# [What is asked]
Copy down all of the data underneath, exactly as shown.

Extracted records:
# # # #

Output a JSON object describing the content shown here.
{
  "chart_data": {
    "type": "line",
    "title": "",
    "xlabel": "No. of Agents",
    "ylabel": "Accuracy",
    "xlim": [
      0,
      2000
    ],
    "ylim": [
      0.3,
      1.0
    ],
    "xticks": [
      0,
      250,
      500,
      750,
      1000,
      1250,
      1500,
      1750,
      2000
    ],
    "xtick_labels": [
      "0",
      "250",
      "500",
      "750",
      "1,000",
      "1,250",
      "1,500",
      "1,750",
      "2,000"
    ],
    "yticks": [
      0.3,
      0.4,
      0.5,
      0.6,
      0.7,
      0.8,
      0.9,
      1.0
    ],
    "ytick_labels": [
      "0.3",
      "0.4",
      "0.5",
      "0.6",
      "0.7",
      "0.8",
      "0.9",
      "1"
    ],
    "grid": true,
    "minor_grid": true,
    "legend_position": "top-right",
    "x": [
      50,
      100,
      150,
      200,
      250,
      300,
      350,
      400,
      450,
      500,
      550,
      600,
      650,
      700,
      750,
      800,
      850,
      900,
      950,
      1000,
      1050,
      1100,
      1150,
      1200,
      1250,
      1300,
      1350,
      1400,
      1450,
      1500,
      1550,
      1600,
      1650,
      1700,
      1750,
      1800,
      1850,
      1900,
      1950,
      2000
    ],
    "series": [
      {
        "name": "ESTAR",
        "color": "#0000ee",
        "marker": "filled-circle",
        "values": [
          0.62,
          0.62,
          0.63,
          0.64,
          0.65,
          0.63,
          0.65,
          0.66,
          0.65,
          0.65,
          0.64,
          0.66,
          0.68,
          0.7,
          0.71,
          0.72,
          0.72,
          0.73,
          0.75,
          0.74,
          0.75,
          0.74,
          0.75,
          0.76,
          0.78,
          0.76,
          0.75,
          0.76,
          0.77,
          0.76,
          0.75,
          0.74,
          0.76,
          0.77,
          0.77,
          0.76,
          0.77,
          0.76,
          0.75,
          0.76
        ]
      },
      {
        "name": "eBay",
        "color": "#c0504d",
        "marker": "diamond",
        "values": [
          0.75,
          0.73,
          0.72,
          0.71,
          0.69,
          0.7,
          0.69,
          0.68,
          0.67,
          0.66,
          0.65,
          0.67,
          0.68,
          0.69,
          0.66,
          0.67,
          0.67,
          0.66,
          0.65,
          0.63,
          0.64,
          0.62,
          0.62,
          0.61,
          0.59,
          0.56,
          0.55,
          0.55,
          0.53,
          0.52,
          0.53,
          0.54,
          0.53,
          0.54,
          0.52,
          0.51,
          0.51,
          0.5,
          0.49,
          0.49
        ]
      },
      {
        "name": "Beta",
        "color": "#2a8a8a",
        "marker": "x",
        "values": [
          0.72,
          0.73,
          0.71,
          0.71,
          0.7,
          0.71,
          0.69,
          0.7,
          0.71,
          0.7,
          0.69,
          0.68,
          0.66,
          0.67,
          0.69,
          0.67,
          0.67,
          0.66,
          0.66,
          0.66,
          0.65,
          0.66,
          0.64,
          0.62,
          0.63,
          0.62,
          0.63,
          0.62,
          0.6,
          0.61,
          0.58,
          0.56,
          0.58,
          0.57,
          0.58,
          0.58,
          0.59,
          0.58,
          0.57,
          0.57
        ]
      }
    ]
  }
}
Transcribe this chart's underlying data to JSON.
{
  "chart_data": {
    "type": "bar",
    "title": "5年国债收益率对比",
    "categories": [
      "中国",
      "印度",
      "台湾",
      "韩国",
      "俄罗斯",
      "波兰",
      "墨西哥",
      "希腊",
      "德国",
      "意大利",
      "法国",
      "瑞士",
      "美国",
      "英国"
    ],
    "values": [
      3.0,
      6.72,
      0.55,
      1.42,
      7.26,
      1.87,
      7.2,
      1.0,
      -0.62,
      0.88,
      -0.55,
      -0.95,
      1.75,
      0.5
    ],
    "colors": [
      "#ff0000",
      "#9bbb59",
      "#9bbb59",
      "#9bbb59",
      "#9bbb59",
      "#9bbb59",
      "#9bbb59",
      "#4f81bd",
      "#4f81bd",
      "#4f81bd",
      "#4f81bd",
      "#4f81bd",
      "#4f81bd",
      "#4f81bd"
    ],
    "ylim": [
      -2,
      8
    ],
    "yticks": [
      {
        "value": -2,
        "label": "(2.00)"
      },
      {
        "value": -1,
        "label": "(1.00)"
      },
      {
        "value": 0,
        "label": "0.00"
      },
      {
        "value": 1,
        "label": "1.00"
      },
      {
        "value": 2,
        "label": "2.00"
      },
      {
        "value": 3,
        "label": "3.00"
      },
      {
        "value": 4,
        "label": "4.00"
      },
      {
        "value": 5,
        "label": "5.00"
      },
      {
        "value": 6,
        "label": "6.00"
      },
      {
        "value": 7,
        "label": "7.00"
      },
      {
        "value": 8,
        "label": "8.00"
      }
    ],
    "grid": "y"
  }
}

# # # #

# [Answer for the task]
Output a JSON object describing the content shown here.
{
  "chart_data": {
    "type": "line",
    "title": "",
    "xlabel": "No. of Agents",
    "ylabel": "Accuracy",
    "xlim": [
      0,
      2000
    ],
    "ylim": [
      0.3,
      1.0
    ],
    "xticks": [
      0,
      250,
      500,
      750,
      1000,
      1250,
      1500,
      1750,
      2000
    ],
    "xtick_labels": [
      "0",
      "250",
      "500",
      "750",
      "1,000",
      "1,250",
      "1,500",
      "1,750",
      "2,000"
    ],
    "yticks": [
      0.3,
      0.4,
      0.5,
      0.6,
      0.7,
      0.8,
      0.9,
      1.0
    ],
    "ytick_labels": [
      "0.3",
      "0.4",
      "0.5",
      "0.6",
      "0.7",
      "0.8",
      "0.9",
      "1"
    ],
    "grid": true,
    "minor_grid": true,
    "legend_position": "top-right",
    "x": [
      50,
      100,
      150,
      200,
      250,
      300,
      350,
      400,
      450,
      500,
      550,
      600,
      650,
      700,
      750,
      800,
      850,
      900,
      950,
      1000,
      1050,
      1100,
      1150,
      1200,
      1250,
      1300,
      1350,
      1400,
      1450,
      1500,
      1550,
      1600,
      1650,
      1700,
      1750,
      1800,
      1850,
      1900,
      1950,
      2000
    ],
    "series": [
      {
        "name": "ESTAR",
        "color": "#0000ee",
        "marker": "filled-circle",
        "values": [
          0.62,
          0.62,
          0.63,
          0.64,
          0.65,
          0.63,
          0.65,
          0.66,
          0.65,
          0.65,
          0.64,
          0.66,
          0.68,
          0.7,
          0.71,
          0.72,
          0.72,
          0.73,
          0.75,
          0.74,
          0.75,
          0.74,
          0.75,
          0.76,
          0.78,
          0.76,
          0.75,
          0.76,
          0.77,
          0.76,
          0.75,
          0.74,
          0.76,
          0.77,
          0.77,
          0.76,
          0.77,
          0.76,
          0.75,
          0.76
        ]
      },
      {
        "name": "eBay",
        "color": "#c0504d",
        "marker": "diamond",
        "values": [
          0.75,
          0.73,
          0.72,
          0.71,
          0.69,
          0.7,
          0.69,
          0.68,
          0.67,
          0.66,
          0.65,
          0.67,
          0.68,
          0.69,
          0.66,
          0.67,
          0.67,
          0.66,
          0.65,
          0.63,
          0.64,
          0.62,
          0.62,
          0.61,
          0.59,
          0.56,
          0.55,
          0.55,
          0.53,
          0.52,
          0.53,
          0.54,
          0.53,
          0.54,
          0.52,
          0.51,
          0.51,
          0.5,
          0.49,
          0.49
        ]
      },
      {
        "name": "Beta",
        "color": "#2a8a8a",
        "marker": "x",
        "values": [
          0.72,
          0.73,
          0.71,
          0.71,
          0.7,
          0.71,
          0.69,
          0.7,
          0.71,
          0.7,
          0.69,
          0.68,
          0.66,
          0.67,
          0.69,
          0.67,
          0.67,
          0.66,
          0.66,
          0.66,
          0.65,
          0.66,
          0.64,
          0.62,
          0.63,
          0.62,
          0.63,
          0.62,
          0.6,
          0.61,
          0.58,
          0.56,
          0.58,
          0.57,
          0.58,
          0.58,
          0.59,
          0.58,
          0.57,
          0.57
        ]
      }
    ]
  }
}
Transcribe this chart's underlying data to JSON.
{
  "chart_data": {
    "type": "bar",
    "title": "5年国债收益率对比",
    "categories": [
      "中国",
      "印度",
      "台湾",
      "韩国",
      "俄罗斯",
      "波兰",
      "墨西哥",
      "希腊",
      "德国",
      "意大利",
      "法国",
      "瑞士",
      "美国",
      "英国"
    ],
    "values": [
      3.0,
      6.72,
      0.55,
      1.42,
      7.26,
      1.87,
      7.2,
      1.0,
      -0.62,
      0.88,
      -0.55,
      -0.95,
      1.75,
      0.5
    ],
    "colors": [
      "#ff0000",
      "#9bbb59",
      "#9bbb59",
      "#9bbb59",
      "#9bbb59",
      "#9bbb59",
      "#9bbb59",
      "#4f81bd",
      "#4f81bd",
      "#4f81bd",
      "#4f81bd",
      "#4f81bd",
      "#4f81bd",
      "#4f81bd"
    ],
    "ylim": [
      -2,
      8
    ],
    "yticks": [
      {
        "value": -2,
        "label": "(2.00)"
      },
      {
        "value": -1,
        "label": "(1.00)"
      },
      {
        "value": 0,
        "label": "0.00"
      },
      {
        "value": 1,
        "label": "1.00"
      },
      {
        "value": 2,
        "label": "2.00"
      },
      {
        "value": 3,
        "label": "3.00"
      },
      {
        "value": 4,
        "label": "4.00"
      },
      {
        "value": 5,
        "label": "5.00"
      },
      {
        "value": 6,
        "label": "6.00"
      },
      {
        "value": 7,
        "label": "7.00"
      },
      {
        "value": 8,
        "label": "8.00"
      }
    ],
    "grid": "y"
  }
}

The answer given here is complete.